- **Exercise brief**:
Extract the complete listing and repeat it word for word.

- **Records for the task**:
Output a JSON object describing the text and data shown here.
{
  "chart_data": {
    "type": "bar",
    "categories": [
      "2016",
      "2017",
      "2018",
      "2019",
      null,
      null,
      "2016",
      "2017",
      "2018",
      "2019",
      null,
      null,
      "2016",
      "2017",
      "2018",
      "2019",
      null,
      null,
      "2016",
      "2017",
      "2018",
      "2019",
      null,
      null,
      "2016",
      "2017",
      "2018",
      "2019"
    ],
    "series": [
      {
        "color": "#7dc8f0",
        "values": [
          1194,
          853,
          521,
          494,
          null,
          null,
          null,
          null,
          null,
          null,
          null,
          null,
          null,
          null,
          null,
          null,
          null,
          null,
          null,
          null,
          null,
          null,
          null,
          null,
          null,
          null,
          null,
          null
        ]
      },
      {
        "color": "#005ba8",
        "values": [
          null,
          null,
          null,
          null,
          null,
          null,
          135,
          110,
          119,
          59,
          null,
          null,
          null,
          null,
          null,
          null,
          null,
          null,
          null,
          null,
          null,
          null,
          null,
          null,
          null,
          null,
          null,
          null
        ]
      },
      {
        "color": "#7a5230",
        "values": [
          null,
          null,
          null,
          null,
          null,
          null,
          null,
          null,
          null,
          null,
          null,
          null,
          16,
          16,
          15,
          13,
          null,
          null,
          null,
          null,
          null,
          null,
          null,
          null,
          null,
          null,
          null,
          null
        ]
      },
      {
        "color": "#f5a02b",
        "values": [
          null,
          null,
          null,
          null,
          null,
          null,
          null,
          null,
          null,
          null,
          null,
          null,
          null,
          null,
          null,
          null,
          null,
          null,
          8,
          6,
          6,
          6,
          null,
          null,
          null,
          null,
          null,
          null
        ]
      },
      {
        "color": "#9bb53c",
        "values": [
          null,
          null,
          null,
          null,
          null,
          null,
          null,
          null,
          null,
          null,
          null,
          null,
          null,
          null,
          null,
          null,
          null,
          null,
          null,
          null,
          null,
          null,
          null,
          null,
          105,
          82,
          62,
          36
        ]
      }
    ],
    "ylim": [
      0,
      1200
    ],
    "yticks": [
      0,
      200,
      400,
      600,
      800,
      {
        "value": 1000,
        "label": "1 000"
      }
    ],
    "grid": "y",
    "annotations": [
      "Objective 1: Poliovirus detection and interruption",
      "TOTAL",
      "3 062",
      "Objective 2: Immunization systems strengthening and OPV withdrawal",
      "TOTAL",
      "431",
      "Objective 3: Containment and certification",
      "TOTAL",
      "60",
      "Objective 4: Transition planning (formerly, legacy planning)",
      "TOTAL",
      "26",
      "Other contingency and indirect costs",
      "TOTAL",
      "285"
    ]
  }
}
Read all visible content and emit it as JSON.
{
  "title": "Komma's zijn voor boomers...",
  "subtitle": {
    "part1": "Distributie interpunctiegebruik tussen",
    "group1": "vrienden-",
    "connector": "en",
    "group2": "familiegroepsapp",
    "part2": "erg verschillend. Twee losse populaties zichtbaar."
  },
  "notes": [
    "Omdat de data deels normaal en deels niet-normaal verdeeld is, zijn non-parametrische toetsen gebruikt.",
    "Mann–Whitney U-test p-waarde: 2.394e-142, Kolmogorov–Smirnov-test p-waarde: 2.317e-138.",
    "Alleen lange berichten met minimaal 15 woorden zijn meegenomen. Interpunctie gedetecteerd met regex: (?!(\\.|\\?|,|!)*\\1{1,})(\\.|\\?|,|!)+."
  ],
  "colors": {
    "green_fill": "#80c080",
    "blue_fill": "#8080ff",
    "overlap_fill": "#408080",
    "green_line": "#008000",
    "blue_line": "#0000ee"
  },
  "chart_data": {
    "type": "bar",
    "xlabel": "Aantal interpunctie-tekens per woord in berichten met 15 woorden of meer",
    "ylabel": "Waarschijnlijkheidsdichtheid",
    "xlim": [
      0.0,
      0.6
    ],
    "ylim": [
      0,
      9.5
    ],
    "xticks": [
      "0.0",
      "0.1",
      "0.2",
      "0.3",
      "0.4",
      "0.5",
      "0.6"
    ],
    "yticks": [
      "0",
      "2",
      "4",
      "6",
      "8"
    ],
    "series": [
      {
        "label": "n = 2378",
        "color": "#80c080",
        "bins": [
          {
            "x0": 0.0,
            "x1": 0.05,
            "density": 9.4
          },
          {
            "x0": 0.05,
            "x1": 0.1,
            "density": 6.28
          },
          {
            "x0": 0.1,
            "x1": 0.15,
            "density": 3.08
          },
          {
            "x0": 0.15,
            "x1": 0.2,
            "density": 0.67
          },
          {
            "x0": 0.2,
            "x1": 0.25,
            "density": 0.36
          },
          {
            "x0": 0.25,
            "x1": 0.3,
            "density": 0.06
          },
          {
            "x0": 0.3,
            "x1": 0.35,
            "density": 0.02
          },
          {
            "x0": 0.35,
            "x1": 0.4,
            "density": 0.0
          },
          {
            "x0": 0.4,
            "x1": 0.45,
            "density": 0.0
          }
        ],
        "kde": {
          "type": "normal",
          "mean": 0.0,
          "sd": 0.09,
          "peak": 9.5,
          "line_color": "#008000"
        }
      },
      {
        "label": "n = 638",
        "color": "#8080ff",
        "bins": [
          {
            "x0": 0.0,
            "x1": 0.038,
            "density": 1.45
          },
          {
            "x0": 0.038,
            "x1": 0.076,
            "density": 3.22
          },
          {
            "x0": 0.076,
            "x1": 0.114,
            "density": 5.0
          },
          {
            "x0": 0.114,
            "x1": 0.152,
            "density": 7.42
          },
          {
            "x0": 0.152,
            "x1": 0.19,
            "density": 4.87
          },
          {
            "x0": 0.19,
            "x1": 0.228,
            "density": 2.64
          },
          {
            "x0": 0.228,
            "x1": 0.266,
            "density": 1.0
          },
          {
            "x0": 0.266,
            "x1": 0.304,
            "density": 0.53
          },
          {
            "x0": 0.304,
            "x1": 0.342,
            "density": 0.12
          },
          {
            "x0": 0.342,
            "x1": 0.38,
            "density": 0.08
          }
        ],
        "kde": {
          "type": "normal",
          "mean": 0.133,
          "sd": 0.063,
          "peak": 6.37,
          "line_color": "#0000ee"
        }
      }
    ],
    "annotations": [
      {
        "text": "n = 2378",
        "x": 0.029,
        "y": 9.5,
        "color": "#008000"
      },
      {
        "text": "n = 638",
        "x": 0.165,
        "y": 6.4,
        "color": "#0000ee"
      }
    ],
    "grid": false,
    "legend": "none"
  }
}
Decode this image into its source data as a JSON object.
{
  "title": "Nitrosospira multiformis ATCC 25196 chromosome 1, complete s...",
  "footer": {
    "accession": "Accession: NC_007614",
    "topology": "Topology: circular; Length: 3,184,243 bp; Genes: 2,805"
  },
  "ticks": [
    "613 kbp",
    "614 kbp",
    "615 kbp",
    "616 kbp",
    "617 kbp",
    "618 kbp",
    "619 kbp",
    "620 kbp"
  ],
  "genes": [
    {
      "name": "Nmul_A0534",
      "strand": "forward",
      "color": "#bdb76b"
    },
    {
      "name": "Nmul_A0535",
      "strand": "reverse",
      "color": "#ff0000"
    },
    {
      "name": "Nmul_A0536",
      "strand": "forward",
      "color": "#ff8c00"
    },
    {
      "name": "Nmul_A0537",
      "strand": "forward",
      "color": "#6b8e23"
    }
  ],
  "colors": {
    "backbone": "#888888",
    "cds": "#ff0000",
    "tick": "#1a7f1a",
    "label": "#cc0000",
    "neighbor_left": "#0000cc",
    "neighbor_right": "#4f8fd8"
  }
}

- **Expected output**:
Output a JSON object describing the text and data shown here.
{
  "chart_data": {
    "type": "bar",
    "categories": [
      "2016",
      "2017",
      "2018",
      "2019",
      null,
      null,
      "2016",
      "2017",
      "2018",
      "2019",
      null,
      null,
      "2016",
      "2017",
      "2018",
      "2019",
      null,
      null,
      "2016",
      "2017",
      "2018",
      "2019",
      null,
      null,
      "2016",
      "2017",
      "2018",
      "2019"
    ],
    "series": [
      {
        "color": "#7dc8f0",
        "values": [
          1194,
          853,
          521,
          494,
          null,
          null,
          null,
          null,
          null,
          null,
          null,
          null,
          null,
          null,
          null,
          null,
          null,
          null,
          null,
          null,
          null,
          null,
          null,
          null,
          null,
          null,
          null,
          null
        ]
      },
      {
        "color": "#005ba8",
        "values": [
          null,
          null,
          null,
          null,
          null,
          null,
          135,
          110,
          119,
          59,
          null,
          null,
          null,
          null,
          null,
          null,
          null,
          null,
          null,
          null,
          null,
          null,
          null,
          null,
          null,
          null,
          null,
          null
        ]
      },
      {
        "color": "#7a5230",
        "values": [
          null,
          null,
          null,
          null,
          null,
          null,
          null,
          null,
          null,
          null,
          null,
          null,
          16,
          16,
          15,
          13,
          null,
          null,
          null,
          null,
          null,
          null,
          null,
          null,
          null,
          null,
          null,
          null
        ]
      },
      {
        "color": "#f5a02b",
        "values": [
          null,
          null,
          null,
          null,
          null,
          null,
          null,
          null,
          null,
          null,
          null,
          null,
          null,
          null,
          null,
          null,
          null,
          null,
          8,
          6,
          6,
          6,
          null,
          null,
          null,
          null,
          null,
          null
        ]
      },
      {
        "color": "#9bb53c",
        "values": [
          null,
          null,
          null,
          null,
          null,
          null,
          null,
          null,
          null,
          null,
          null,
          null,
          null,
          null,
          null,
          null,
          null,
          null,
          null,
          null,
          null,
          null,
          null,
          null,
          105,
          82,
          62,
          36
        ]
      }
    ],
    "ylim": [
      0,
      1200
    ],
    "yticks": [
      0,
      200,
      400,
      600,
      800,
      {
        "value": 1000,
        "label": "1 000"
      }
    ],
    "grid": "y",
    "annotations": [
      "Objective 1: Poliovirus detection and interruption",
      "TOTAL",
      "3 062",
      "Objective 2: Immunization systems strengthening and OPV withdrawal",
      "TOTAL",
      "431",
      "Objective 3: Containment and certification",
      "TOTAL",
      "60",
      "Objective 4: Transition planning (formerly, legacy planning)",
      "TOTAL",
      "26",
      "Other contingency and indirect costs",
      "TOTAL",
      "285"
    ]
  }
}
Read all visible content and emit it as JSON.
{
  "title": "Komma's zijn voor boomers...",
  "subtitle": {
    "part1": "Distributie interpunctiegebruik tussen",
    "group1": "vrienden-",
    "connector": "en",
    "group2": "familiegroepsapp",
    "part2": "erg verschillend. Twee losse populaties zichtbaar."
  },
  "notes": [
    "Omdat de data deels normaal en deels niet-normaal verdeeld is, zijn non-parametrische toetsen gebruikt.",
    "Mann–Whitney U-test p-waarde: 2.394e-142, Kolmogorov–Smirnov-test p-waarde: 2.317e-138.",
    "Alleen lange berichten met minimaal 15 woorden zijn meegenomen. Interpunctie gedetecteerd met regex: (?!(\\.|\\?|,|!)*\\1{1,})(\\.|\\?|,|!)+."
  ],
  "colors": {
    "green_fill": "#80c080",
    "blue_fill": "#8080ff",
    "overlap_fill": "#408080",
    "green_line": "#008000",
    "blue_line": "#0000ee"
  },
  "chart_data": {
    "type": "bar",
    "xlabel": "Aantal interpunctie-tekens per woord in berichten met 15 woorden of meer",
    "ylabel": "Waarschijnlijkheidsdichtheid",
    "xlim": [
      0.0,
      0.6
    ],
    "ylim": [
      0,
      9.5
    ],
    "xticks": [
      "0.0",
      "0.1",
      "0.2",
      "0.3",
      "0.4",
      "0.5",
      "0.6"
    ],
    "yticks": [
      "0",
      "2",
      "4",
      "6",
      "8"
    ],
    "series": [
      {
        "label": "n = 2378",
        "color": "#80c080",
        "bins": [
          {
            "x0": 0.0,
            "x1": 0.05,
            "density": 9.4
          },
          {
            "x0": 0.05,
            "x1": 0.1,
            "density": 6.28
          },
          {
            "x0": 0.1,
            "x1": 0.15,
            "density": 3.08
          },
          {
            "x0": 0.15,
            "x1": 0.2,
            "density": 0.67
          },
          {
            "x0": 0.2,
            "x1": 0.25,
            "density": 0.36
          },
          {
            "x0": 0.25,
            "x1": 0.3,
            "density": 0.06
          },
          {
            "x0": 0.3,
            "x1": 0.35,
            "density": 0.02
          },
          {
            "x0": 0.35,
            "x1": 0.4,
            "density": 0.0
          },
          {
            "x0": 0.4,
            "x1": 0.45,
            "density": 0.0
          }
        ],
        "kde": {
          "type": "normal",
          "mean": 0.0,
          "sd": 0.09,
          "peak": 9.5,
          "line_color": "#008000"
        }
      },
      {
        "label": "n = 638",
        "color": "#8080ff",
        "bins": [
          {
            "x0": 0.0,
            "x1": 0.038,
            "density": 1.45
          },
          {
            "x0": 0.038,
            "x1": 0.076,
            "density": 3.22
          },
          {
            "x0": 0.076,
            "x1": 0.114,
            "density": 5.0
          },
          {
            "x0": 0.114,
            "x1": 0.152,
            "density": 7.42
          },
          {
            "x0": 0.152,
            "x1": 0.19,
            "density": 4.87
          },
          {
            "x0": 0.19,
            "x1": 0.228,
            "density": 2.64
          },
          {
            "x0": 0.228,
            "x1": 0.266,
            "density": 1.0
          },
          {
            "x0": 0.266,
            "x1": 0.304,
            "density": 0.53
          },
          {
            "x0": 0.304,
            "x1": 0.342,
            "density": 0.12
          },
          {
            "x0": 0.342,
            "x1": 0.38,
            "density": 0.08
          }
        ],
        "kde": {
          "type": "normal",
          "mean": 0.133,
          "sd": 0.063,
          "peak": 6.37,
          "line_color": "#0000ee"
        }
      }
    ],
    "annotations": [
      {
        "text": "n = 2378",
        "x": 0.029,
        "y": 9.5,
        "color": "#008000"
      },
      {
        "text": "n = 638",
        "x": 0.165,
        "y": 6.4,
        "color": "#0000ee"
      }
    ],
    "grid": false,
    "legend": "none"
  }
}
Decode this image into its source data as a JSON object.
{
  "title": "Nitrosospira multiformis ATCC 25196 chromosome 1, complete s...",
  "footer": {
    "accession": "Accession: NC_007614",
    "topology": "Topology: circular; Length: 3,184,243 bp; Genes: 2,805"
  },
  "ticks": [
    "613 kbp",
    "614 kbp",
    "615 kbp",
    "616 kbp",
    "617 kbp",
    "618 kbp",
    "619 kbp",
    "620 kbp"
  ],
  "genes": [
    {
      "name": "Nmul_A0534",
      "strand": "forward",
      "color": "#bdb76b"
    },
    {
      "name": "Nmul_A0535",
      "strand": "reverse",
      "color": "#ff0000"
    },
    {
      "name": "Nmul_A0536",
      "strand": "forward",
      "color": "#ff8c00"
    },
    {
      "name": "Nmul_A0537",
      "strand": "forward",
      "color": "#6b8e23"
    }
  ],
  "colors": {
    "backbone": "#888888",
    "cds": "#ff0000",
    "tick": "#1a7f1a",
    "label": "#cc0000",
    "neighbor_left": "#0000cc",
    "neighbor_right": "#4f8fd8"
  }
}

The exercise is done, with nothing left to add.